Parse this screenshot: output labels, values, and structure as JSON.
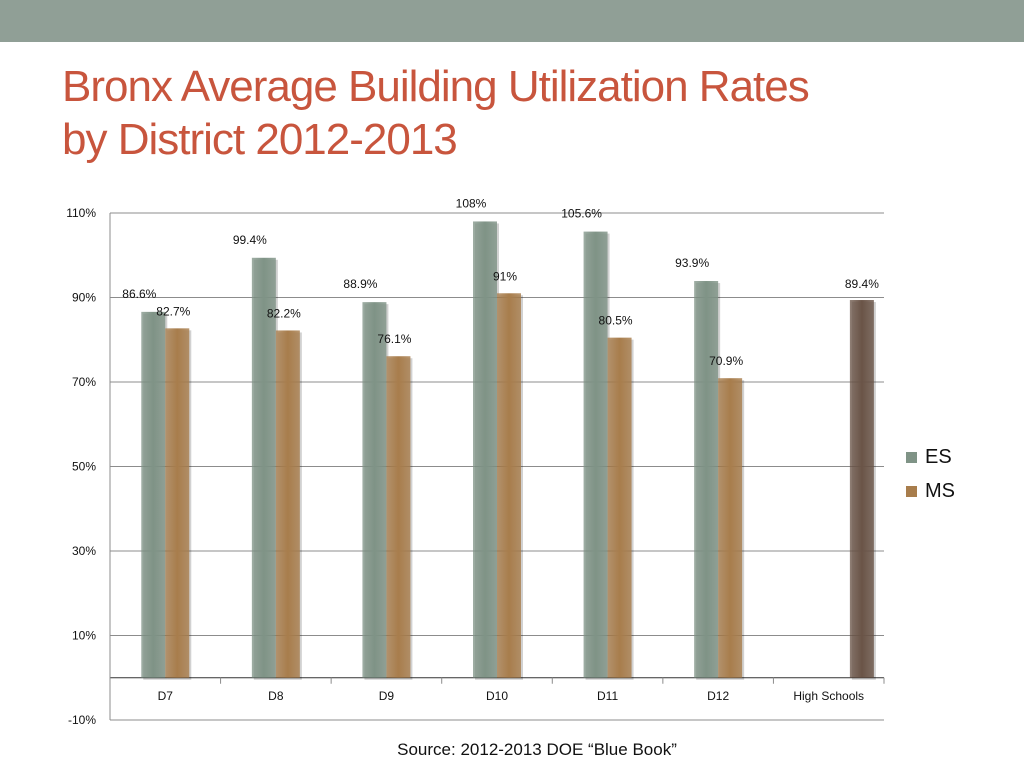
{
  "title": {
    "line1": "Bronx Average Building Utilization Rates",
    "line2": "by District 2012-2013"
  },
  "source": "Source: 2012-2013 DOE “Blue Book”",
  "colors": {
    "es": "#7f9386",
    "ms": "#a87d4c",
    "hs": "#6a5447",
    "band": "#909f96",
    "title": "#c8553d"
  },
  "chart_data": {
    "type": "bar",
    "title": "",
    "xlabel": "",
    "ylabel": "",
    "ylim": [
      -10,
      110
    ],
    "yticks": [
      "110%",
      "90%",
      "70%",
      "50%",
      "30%",
      "10%",
      "-10%"
    ],
    "ytick_values": [
      110,
      90,
      70,
      50,
      30,
      10,
      -10
    ],
    "grid": true,
    "legend_position": "right",
    "categories": [
      "D7",
      "D8",
      "D9",
      "D10",
      "D11",
      "D12",
      "High Schools"
    ],
    "series": [
      {
        "name": "ES",
        "values": [
          86.6,
          99.4,
          88.9,
          108,
          105.6,
          93.9,
          null
        ],
        "labels": [
          "86.6%",
          "99.4%",
          "88.9%",
          "108%",
          "105.6%",
          "93.9%",
          ""
        ]
      },
      {
        "name": "MS",
        "values": [
          82.7,
          82.2,
          76.1,
          91,
          80.5,
          70.9,
          null
        ],
        "labels": [
          "82.7%",
          "82.2%",
          "76.1%",
          "91%",
          "80.5%",
          "70.9%",
          ""
        ]
      },
      {
        "name": "",
        "values": [
          null,
          null,
          null,
          null,
          null,
          null,
          89.4
        ],
        "labels": [
          "",
          "",
          "",
          "",
          "",
          "",
          "89.4%"
        ]
      }
    ]
  }
}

Exercise instructions: Each record above is to be restated exactly, with its pictures removed from the copy.

Response below:
Parse this screenshot: output labels, values, and structure as JSON.
{
  "title": {
    "line1": "Bronx Average Building Utilization Rates",
    "line2": "by District 2012-2013"
  },
  "source": "Source: 2012-2013 DOE “Blue Book”",
  "colors": {
    "es": "#7f9386",
    "ms": "#a87d4c",
    "hs": "#6a5447",
    "band": "#909f96",
    "title": "#c8553d"
  },
  "chart_data": {
    "type": "bar",
    "title": "",
    "xlabel": "",
    "ylabel": "",
    "ylim": [
      -10,
      110
    ],
    "yticks": [
      "110%",
      "90%",
      "70%",
      "50%",
      "30%",
      "10%",
      "-10%"
    ],
    "ytick_values": [
      110,
      90,
      70,
      50,
      30,
      10,
      -10
    ],
    "grid": true,
    "legend_position": "right",
    "categories": [
      "D7",
      "D8",
      "D9",
      "D10",
      "D11",
      "D12",
      "High Schools"
    ],
    "series": [
      {
        "name": "ES",
        "values": [
          86.6,
          99.4,
          88.9,
          108,
          105.6,
          93.9,
          null
        ],
        "labels": [
          "86.6%",
          "99.4%",
          "88.9%",
          "108%",
          "105.6%",
          "93.9%",
          ""
        ]
      },
      {
        "name": "MS",
        "values": [
          82.7,
          82.2,
          76.1,
          91,
          80.5,
          70.9,
          null
        ],
        "labels": [
          "82.7%",
          "82.2%",
          "76.1%",
          "91%",
          "80.5%",
          "70.9%",
          ""
        ]
      },
      {
        "name": "",
        "values": [
          null,
          null,
          null,
          null,
          null,
          null,
          89.4
        ],
        "labels": [
          "",
          "",
          "",
          "",
          "",
          "",
          "89.4%"
        ]
      }
    ]
  }
}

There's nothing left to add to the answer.